• Requirements: Work out how many lines of the records contain "this". Answer with the number and nothing else.

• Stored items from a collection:
____________

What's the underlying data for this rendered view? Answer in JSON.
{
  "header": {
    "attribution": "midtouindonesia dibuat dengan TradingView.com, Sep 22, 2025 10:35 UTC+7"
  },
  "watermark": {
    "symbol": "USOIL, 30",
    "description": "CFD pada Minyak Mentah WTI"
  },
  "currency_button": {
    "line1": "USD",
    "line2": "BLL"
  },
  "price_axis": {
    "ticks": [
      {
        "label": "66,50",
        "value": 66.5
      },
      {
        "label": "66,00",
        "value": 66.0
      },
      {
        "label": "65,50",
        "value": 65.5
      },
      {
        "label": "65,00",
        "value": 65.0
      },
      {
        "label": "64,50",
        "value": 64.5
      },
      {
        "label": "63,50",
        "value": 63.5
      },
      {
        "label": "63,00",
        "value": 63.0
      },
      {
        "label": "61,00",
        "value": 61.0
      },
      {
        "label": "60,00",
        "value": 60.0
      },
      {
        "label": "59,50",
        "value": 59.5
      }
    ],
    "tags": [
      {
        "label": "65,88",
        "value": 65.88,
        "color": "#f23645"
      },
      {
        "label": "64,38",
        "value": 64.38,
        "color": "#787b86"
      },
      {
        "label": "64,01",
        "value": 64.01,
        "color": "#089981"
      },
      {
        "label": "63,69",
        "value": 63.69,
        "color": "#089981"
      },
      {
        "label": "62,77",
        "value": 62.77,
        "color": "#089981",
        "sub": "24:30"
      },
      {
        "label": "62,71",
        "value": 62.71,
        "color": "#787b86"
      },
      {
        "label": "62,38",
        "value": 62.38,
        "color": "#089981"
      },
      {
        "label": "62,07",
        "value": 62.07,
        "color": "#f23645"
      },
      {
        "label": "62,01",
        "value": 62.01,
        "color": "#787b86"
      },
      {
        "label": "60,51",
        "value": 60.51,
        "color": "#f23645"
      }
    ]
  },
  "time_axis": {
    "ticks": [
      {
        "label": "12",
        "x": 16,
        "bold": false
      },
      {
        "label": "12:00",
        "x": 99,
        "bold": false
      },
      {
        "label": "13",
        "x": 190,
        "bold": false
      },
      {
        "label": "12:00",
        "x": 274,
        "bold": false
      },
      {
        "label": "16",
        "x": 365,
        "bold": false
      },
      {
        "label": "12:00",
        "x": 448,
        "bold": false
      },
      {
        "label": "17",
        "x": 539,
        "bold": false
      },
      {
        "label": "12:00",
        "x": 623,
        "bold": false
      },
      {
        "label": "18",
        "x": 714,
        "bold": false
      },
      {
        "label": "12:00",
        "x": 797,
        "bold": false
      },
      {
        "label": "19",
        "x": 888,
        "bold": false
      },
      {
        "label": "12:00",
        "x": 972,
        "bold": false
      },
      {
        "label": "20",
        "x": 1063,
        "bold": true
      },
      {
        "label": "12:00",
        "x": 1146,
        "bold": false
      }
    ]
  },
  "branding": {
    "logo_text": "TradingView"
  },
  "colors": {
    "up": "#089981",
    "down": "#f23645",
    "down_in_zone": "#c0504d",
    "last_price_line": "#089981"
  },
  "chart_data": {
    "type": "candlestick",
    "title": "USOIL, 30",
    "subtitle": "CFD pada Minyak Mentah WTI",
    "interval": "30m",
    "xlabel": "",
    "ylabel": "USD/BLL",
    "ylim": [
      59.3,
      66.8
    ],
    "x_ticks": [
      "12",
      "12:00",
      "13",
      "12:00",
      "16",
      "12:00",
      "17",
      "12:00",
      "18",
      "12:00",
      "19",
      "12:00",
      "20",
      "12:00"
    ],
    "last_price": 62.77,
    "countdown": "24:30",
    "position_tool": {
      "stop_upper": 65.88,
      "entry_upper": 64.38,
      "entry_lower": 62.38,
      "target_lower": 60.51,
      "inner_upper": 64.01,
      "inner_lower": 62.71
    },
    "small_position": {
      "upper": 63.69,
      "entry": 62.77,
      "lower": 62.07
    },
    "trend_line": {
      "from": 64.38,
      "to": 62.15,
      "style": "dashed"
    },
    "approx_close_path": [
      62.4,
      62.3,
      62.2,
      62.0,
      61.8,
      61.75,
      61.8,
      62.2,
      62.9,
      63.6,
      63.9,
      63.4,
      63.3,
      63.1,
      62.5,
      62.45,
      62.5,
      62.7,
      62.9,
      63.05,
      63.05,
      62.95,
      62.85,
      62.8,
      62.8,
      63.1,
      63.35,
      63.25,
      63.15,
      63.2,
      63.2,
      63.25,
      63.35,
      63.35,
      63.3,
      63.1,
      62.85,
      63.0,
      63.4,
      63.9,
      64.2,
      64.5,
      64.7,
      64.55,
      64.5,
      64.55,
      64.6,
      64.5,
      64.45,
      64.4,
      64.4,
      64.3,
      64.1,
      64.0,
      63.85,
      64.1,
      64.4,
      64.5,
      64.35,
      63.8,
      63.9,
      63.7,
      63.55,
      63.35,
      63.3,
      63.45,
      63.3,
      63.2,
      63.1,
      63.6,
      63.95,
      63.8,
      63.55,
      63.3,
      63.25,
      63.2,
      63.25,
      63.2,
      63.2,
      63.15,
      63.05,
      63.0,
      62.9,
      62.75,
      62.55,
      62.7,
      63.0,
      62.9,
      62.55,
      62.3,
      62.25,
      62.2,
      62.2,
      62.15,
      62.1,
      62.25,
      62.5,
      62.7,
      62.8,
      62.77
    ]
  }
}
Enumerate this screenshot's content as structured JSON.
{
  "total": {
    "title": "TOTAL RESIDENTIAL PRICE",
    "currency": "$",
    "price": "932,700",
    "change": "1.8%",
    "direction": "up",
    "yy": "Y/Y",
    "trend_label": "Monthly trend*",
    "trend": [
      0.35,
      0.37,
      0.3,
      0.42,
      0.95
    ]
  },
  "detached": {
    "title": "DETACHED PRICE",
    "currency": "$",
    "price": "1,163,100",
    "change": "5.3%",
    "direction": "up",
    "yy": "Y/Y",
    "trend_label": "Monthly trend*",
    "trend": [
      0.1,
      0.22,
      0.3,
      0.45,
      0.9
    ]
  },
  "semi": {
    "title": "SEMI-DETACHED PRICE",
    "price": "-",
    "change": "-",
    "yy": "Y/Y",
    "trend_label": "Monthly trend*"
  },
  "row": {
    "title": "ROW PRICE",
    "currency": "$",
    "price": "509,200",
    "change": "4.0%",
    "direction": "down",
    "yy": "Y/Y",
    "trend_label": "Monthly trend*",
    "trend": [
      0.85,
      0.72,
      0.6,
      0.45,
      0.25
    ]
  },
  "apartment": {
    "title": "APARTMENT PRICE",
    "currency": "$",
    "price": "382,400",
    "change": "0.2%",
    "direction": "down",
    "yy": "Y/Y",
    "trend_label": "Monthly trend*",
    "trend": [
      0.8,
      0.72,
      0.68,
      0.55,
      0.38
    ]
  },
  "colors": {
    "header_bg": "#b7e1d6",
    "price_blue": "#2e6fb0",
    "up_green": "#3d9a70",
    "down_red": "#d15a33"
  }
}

____________

• Complete output: 2